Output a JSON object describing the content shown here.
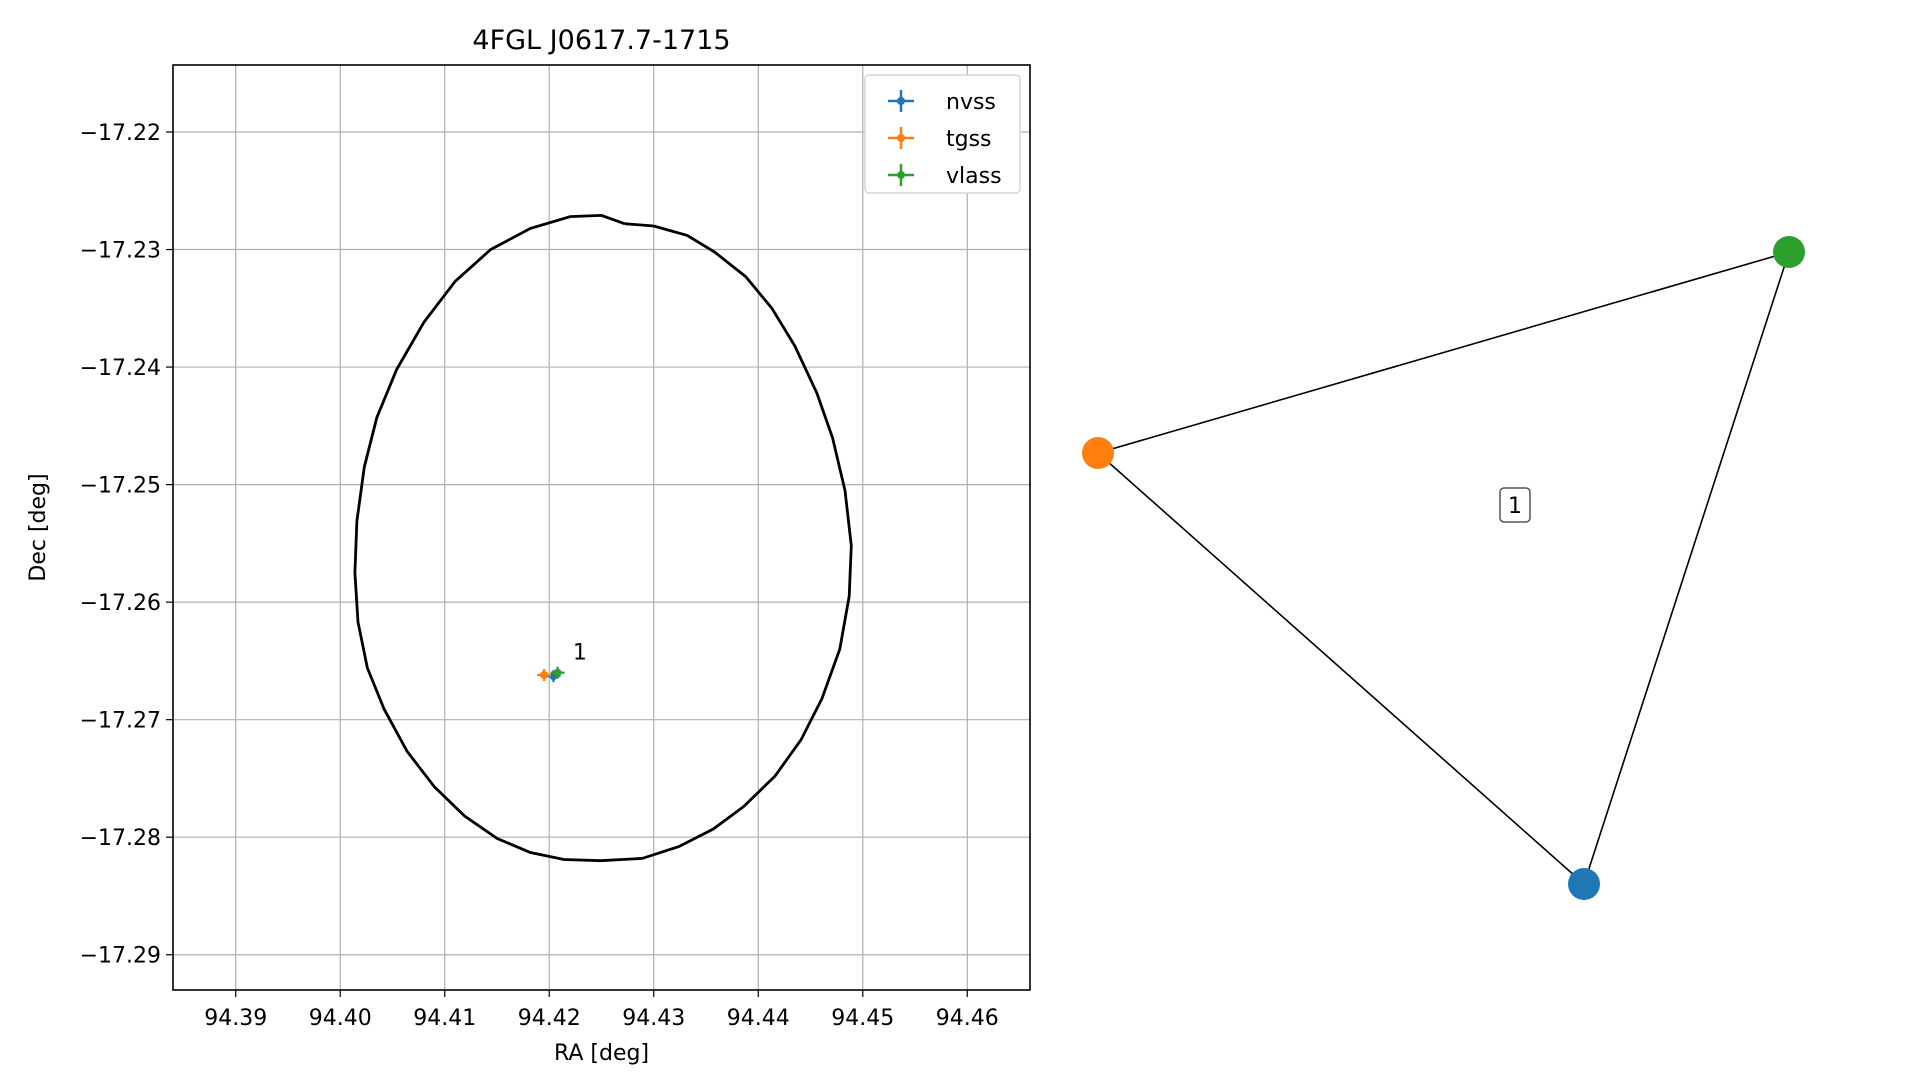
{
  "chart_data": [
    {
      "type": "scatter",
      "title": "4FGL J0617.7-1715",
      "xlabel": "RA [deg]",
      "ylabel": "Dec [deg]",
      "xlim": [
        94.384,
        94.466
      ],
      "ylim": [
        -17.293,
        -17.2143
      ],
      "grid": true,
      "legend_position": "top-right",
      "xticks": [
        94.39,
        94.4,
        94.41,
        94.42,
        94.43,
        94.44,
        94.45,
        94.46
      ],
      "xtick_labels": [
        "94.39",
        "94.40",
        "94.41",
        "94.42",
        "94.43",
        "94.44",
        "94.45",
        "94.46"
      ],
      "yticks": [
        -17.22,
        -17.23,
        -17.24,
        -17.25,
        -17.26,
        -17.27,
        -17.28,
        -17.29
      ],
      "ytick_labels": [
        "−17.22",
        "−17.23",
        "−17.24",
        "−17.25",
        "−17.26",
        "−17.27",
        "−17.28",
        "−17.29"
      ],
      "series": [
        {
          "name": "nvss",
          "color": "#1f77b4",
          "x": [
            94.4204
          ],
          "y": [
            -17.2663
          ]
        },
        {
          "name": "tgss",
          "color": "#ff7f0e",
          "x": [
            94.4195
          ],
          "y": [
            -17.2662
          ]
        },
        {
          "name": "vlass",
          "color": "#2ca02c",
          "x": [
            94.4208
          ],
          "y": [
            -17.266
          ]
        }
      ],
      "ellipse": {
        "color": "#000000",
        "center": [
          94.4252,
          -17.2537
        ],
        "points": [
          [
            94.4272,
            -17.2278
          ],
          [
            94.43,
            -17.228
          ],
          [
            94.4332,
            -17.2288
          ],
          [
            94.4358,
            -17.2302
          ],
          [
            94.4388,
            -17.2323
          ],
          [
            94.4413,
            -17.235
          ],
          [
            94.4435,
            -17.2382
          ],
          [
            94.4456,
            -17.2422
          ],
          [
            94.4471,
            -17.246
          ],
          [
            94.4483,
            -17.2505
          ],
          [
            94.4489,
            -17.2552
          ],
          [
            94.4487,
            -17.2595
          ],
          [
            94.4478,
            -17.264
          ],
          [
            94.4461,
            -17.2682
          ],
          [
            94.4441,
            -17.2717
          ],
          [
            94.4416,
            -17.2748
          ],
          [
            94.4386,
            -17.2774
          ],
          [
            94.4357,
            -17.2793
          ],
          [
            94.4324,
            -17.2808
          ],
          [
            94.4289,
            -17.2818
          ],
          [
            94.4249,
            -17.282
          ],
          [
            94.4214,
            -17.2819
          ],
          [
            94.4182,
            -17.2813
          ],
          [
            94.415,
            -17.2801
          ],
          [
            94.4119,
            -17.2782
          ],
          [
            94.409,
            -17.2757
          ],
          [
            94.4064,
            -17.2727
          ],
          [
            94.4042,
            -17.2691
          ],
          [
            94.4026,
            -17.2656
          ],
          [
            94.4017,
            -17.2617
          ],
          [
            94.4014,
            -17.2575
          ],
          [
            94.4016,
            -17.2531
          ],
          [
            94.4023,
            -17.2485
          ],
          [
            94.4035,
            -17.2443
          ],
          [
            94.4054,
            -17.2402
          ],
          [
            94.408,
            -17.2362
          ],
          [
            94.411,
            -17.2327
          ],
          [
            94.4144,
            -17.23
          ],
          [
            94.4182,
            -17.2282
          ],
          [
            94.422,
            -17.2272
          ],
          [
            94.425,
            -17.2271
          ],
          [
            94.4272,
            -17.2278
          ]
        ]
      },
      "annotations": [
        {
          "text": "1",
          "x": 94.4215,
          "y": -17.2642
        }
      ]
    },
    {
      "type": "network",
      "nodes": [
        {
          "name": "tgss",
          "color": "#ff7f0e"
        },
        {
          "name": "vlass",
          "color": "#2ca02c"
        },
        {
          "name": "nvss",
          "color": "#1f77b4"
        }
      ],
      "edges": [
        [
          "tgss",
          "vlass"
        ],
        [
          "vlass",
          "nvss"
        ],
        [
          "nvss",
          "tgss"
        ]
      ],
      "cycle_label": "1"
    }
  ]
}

→ Request
Scan the material for lines with the word "color", and copy each line you find.

→ Written reply
          "color": "#1f77b4",
          "color": "#ff7f0e",
          "color": "#2ca02c",
        "color": "#000000",
          "color": "#ff7f0e"
          "color": "#2ca02c"
          "color": "#1f77b4"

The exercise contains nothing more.